### REQUIREMENT
Locate the lines that hold the string "JSON". Copy every such line.

[Data listing]
════════════════
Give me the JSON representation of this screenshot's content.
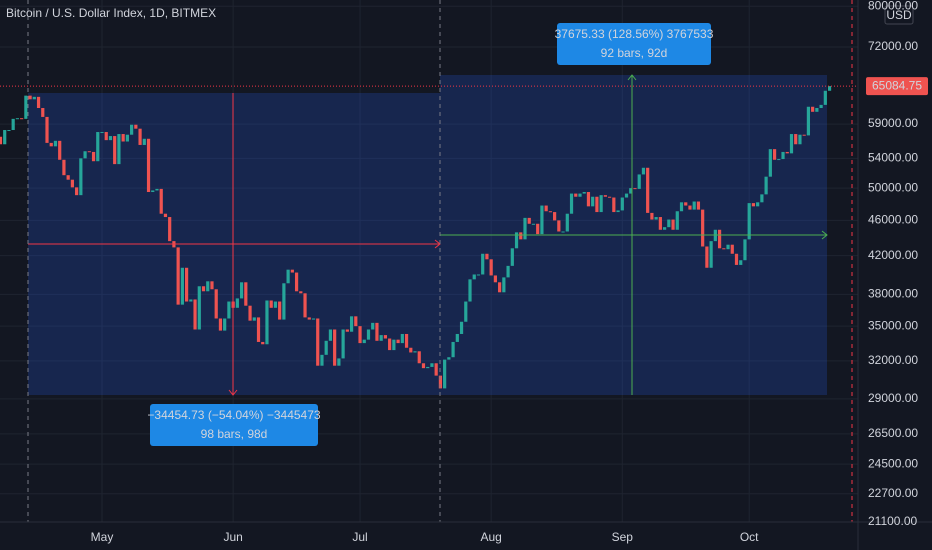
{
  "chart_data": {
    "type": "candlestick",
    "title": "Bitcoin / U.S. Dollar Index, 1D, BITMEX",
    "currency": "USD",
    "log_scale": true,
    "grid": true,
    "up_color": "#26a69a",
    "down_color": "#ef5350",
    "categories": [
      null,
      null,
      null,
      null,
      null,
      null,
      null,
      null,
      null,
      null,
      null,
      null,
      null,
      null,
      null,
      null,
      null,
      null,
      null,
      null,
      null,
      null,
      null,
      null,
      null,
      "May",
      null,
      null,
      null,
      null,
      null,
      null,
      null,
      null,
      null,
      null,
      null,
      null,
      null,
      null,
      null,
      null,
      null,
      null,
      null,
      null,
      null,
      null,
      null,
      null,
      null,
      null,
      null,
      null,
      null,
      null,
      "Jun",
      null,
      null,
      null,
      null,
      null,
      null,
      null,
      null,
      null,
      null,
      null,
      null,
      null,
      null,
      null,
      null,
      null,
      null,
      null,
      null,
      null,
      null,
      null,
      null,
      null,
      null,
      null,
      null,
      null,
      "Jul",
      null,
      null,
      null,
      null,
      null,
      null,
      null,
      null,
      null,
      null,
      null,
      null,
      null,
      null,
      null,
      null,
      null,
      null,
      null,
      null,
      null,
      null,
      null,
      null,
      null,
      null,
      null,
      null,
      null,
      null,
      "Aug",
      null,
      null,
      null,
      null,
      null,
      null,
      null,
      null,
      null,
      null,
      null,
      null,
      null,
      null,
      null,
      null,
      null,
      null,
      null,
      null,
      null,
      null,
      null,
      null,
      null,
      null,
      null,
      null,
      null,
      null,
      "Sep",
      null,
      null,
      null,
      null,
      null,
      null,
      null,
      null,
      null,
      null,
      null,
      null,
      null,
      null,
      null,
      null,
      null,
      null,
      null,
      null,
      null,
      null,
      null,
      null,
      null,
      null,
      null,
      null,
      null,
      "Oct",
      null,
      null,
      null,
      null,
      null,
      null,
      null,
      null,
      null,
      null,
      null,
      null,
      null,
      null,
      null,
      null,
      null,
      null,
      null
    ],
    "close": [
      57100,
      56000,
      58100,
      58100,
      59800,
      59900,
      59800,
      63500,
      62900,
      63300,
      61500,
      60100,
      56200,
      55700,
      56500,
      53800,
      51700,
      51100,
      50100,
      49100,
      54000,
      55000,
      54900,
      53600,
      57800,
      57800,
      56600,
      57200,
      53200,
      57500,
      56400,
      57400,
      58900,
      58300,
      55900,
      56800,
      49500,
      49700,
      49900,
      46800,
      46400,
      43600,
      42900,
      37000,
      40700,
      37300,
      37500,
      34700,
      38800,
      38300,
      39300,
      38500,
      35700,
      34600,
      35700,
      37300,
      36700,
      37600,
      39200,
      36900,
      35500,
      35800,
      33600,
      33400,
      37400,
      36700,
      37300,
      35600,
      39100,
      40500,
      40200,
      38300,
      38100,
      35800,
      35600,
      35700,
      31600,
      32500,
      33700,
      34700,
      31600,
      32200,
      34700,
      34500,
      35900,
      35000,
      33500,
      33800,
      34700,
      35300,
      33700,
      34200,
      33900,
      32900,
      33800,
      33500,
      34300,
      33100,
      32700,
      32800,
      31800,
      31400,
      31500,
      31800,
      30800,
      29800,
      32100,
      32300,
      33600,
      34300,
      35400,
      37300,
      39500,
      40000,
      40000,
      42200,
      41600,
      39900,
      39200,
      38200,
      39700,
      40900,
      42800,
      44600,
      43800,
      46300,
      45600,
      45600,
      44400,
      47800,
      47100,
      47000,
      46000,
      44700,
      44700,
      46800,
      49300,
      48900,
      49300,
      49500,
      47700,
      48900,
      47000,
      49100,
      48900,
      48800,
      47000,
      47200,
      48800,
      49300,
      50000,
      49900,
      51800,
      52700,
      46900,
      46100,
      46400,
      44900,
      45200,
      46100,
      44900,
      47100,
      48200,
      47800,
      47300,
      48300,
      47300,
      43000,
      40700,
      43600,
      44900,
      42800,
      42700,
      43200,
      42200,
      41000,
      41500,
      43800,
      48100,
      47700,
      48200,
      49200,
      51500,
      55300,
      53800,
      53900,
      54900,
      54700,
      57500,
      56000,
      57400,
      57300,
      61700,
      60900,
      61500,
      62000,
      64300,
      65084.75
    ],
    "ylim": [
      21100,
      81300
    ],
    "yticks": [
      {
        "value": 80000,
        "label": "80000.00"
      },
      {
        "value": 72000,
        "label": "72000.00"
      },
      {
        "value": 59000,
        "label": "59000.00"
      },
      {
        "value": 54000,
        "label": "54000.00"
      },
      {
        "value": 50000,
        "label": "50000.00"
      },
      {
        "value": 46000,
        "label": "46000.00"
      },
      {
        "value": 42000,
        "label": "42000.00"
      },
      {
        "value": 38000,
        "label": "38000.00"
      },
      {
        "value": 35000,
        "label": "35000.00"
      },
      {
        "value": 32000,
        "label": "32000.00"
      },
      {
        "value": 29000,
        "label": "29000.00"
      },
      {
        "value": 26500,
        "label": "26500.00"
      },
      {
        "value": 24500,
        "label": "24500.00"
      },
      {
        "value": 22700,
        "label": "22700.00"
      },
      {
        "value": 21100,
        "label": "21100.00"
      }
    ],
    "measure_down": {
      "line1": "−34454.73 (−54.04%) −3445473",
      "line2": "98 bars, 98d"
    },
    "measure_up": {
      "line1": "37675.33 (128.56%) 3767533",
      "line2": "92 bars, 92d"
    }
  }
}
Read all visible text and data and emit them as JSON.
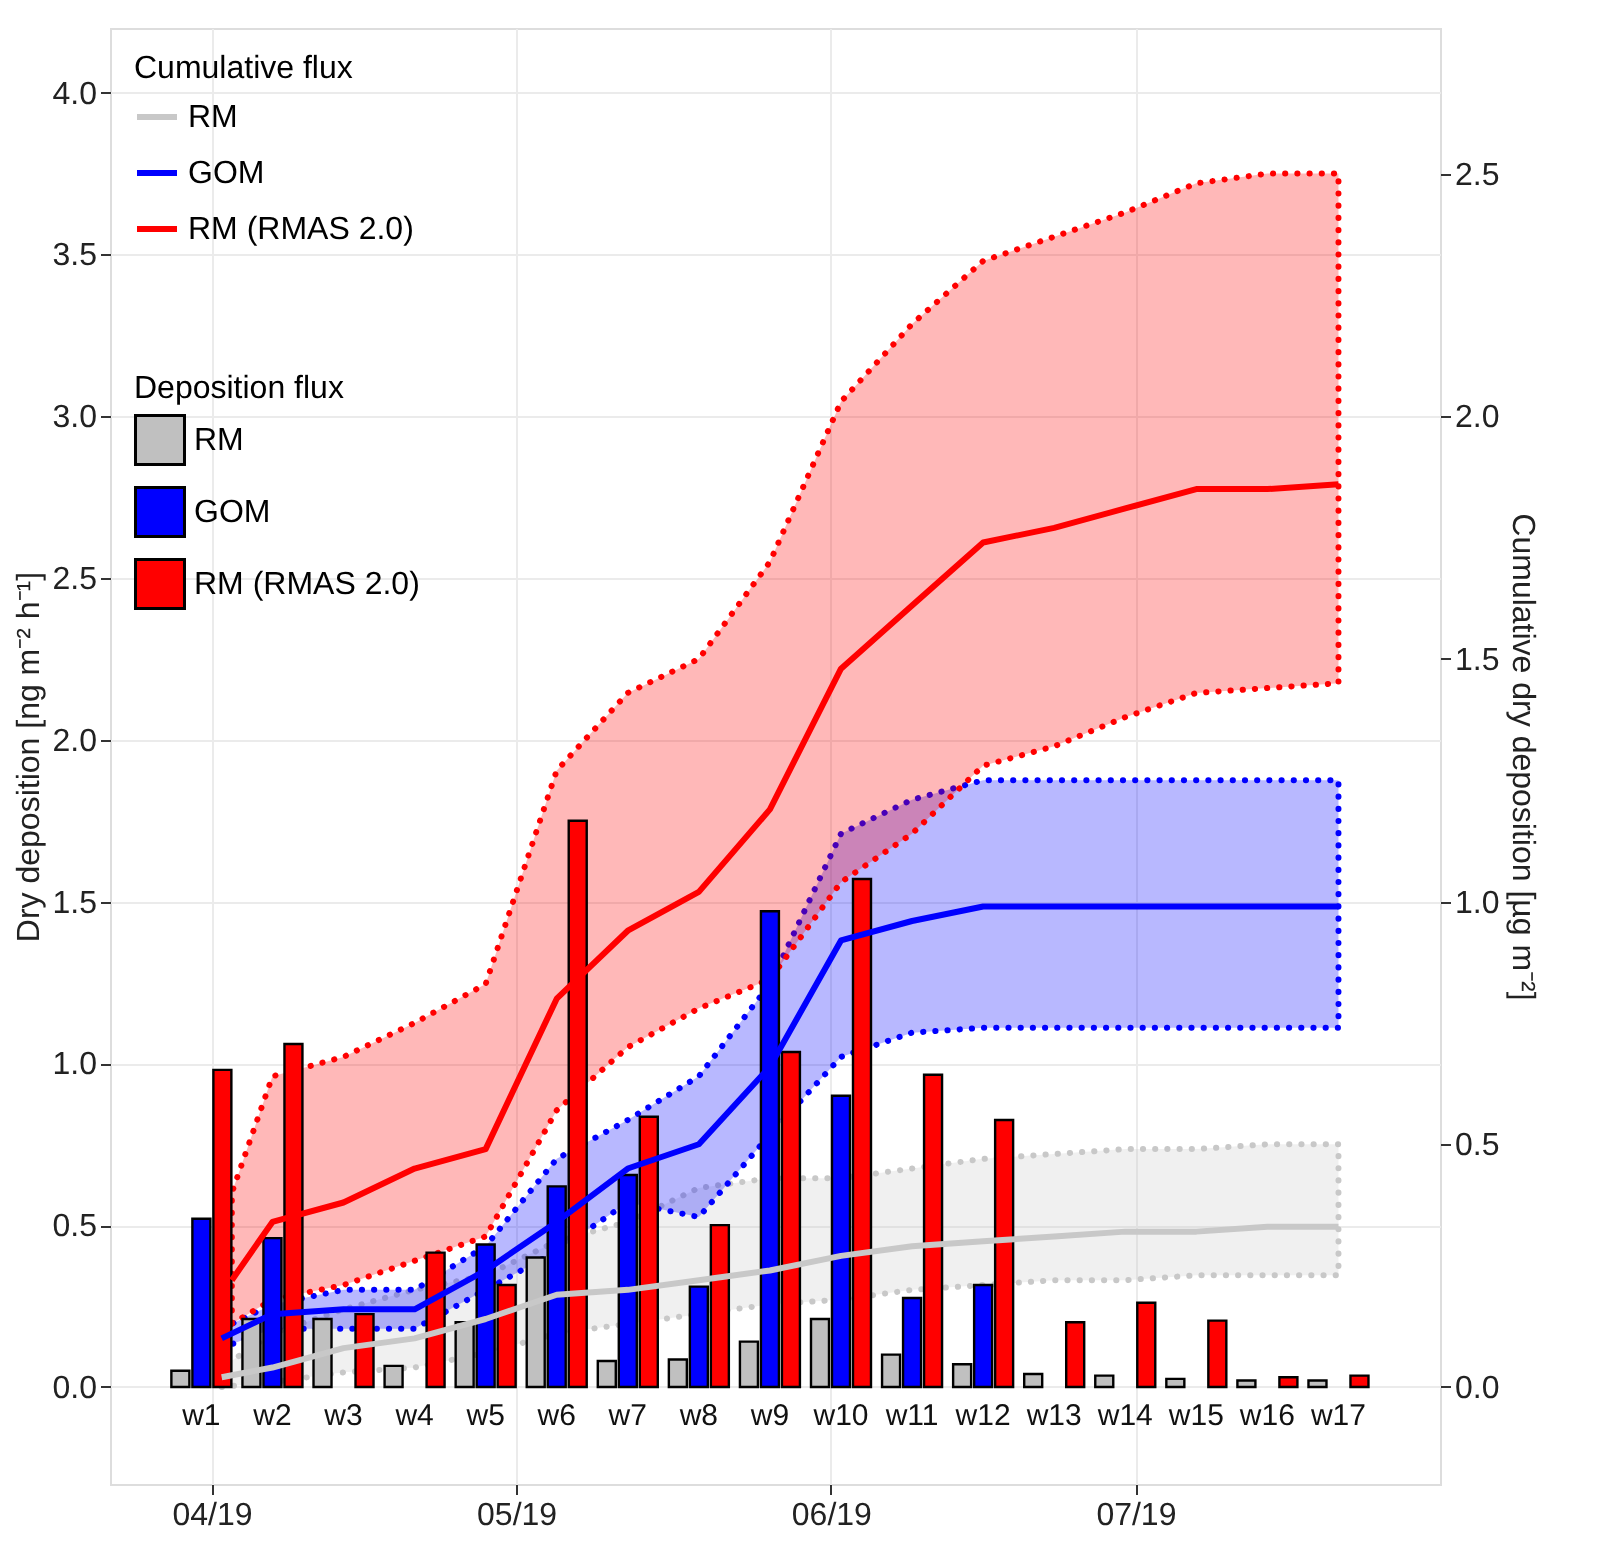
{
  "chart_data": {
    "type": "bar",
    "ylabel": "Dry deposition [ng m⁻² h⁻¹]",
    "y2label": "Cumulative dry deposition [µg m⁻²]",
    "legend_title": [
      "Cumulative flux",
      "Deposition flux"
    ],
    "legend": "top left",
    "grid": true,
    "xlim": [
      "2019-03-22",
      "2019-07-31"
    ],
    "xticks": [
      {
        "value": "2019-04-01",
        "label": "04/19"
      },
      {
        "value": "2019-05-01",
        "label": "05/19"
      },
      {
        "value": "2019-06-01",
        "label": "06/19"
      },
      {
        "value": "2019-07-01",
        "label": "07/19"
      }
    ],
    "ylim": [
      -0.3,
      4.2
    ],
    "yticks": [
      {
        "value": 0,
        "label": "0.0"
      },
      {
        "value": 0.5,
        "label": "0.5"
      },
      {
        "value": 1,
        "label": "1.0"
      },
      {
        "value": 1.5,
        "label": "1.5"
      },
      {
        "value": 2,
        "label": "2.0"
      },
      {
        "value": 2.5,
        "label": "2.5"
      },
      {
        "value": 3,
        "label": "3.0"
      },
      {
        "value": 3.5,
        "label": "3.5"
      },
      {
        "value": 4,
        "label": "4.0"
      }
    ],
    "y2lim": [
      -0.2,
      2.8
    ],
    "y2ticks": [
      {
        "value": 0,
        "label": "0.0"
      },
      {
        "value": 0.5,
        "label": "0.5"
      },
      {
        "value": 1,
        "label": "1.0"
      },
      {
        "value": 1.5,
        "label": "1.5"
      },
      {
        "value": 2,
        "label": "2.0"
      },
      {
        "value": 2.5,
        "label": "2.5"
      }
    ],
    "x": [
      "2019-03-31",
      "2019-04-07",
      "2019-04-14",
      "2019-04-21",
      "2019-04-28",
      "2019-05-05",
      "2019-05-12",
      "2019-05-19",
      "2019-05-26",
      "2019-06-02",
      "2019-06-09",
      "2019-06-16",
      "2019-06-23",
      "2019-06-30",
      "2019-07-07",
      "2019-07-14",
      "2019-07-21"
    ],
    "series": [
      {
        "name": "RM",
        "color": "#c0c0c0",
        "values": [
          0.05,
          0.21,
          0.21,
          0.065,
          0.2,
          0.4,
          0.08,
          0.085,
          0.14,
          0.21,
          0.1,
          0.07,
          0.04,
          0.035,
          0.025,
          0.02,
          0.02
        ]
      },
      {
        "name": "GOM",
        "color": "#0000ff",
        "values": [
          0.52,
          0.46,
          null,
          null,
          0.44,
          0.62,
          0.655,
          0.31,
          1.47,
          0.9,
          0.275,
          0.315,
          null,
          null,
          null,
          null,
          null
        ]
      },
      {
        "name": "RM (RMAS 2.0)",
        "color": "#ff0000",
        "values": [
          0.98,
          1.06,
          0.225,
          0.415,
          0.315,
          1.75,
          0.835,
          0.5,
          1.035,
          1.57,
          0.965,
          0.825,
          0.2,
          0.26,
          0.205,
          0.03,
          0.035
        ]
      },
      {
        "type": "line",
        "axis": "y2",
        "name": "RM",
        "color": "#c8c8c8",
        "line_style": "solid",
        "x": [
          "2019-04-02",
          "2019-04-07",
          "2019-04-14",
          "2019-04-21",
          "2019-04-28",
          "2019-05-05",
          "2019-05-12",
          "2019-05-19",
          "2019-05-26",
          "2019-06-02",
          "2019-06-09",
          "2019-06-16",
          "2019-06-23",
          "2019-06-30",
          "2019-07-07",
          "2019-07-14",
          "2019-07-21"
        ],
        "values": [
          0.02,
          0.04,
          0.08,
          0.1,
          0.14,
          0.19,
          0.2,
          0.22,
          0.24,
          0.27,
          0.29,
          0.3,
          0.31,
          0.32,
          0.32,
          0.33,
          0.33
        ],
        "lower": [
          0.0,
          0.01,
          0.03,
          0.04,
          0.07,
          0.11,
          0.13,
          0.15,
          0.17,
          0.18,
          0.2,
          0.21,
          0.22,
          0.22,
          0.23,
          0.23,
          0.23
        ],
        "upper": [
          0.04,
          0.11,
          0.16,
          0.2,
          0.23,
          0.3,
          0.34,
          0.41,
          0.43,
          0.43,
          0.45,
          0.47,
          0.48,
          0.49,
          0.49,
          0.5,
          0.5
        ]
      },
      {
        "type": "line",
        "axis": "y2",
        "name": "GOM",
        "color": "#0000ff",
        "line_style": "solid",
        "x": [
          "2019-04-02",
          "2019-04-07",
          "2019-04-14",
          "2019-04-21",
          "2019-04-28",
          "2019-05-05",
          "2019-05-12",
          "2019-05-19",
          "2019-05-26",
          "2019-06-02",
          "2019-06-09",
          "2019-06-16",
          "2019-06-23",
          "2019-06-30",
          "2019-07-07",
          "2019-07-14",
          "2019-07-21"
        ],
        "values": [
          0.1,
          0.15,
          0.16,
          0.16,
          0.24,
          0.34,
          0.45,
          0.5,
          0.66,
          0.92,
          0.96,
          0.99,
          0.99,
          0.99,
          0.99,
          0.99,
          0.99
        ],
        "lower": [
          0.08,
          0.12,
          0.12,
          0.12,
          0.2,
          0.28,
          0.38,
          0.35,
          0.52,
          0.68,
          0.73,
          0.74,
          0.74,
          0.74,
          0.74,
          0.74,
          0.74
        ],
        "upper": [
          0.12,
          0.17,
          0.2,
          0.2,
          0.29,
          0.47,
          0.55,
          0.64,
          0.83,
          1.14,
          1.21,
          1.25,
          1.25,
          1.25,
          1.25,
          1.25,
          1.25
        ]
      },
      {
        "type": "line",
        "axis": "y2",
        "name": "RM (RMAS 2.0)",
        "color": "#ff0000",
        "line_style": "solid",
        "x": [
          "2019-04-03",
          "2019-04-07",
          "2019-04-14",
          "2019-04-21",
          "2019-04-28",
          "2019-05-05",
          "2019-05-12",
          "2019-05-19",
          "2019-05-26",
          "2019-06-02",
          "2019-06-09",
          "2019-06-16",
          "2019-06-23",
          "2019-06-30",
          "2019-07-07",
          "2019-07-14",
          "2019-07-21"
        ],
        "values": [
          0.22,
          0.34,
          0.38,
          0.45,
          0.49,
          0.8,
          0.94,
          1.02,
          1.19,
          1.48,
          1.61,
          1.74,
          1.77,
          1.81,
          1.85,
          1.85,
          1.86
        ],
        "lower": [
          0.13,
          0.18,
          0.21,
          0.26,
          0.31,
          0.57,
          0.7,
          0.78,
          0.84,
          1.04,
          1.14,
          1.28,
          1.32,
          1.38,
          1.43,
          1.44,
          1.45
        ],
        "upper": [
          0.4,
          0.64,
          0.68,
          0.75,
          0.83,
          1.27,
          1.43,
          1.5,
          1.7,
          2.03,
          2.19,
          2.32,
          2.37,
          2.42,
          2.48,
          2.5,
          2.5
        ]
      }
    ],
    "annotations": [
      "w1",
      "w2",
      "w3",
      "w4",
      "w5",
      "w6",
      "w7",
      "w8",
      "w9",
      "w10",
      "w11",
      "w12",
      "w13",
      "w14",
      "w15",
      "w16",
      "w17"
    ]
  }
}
════════════════
### EXERCISE OUTPUT
Give me the JSON representation of this screenshot's content.
Read all visible text and data and emit them as JSON.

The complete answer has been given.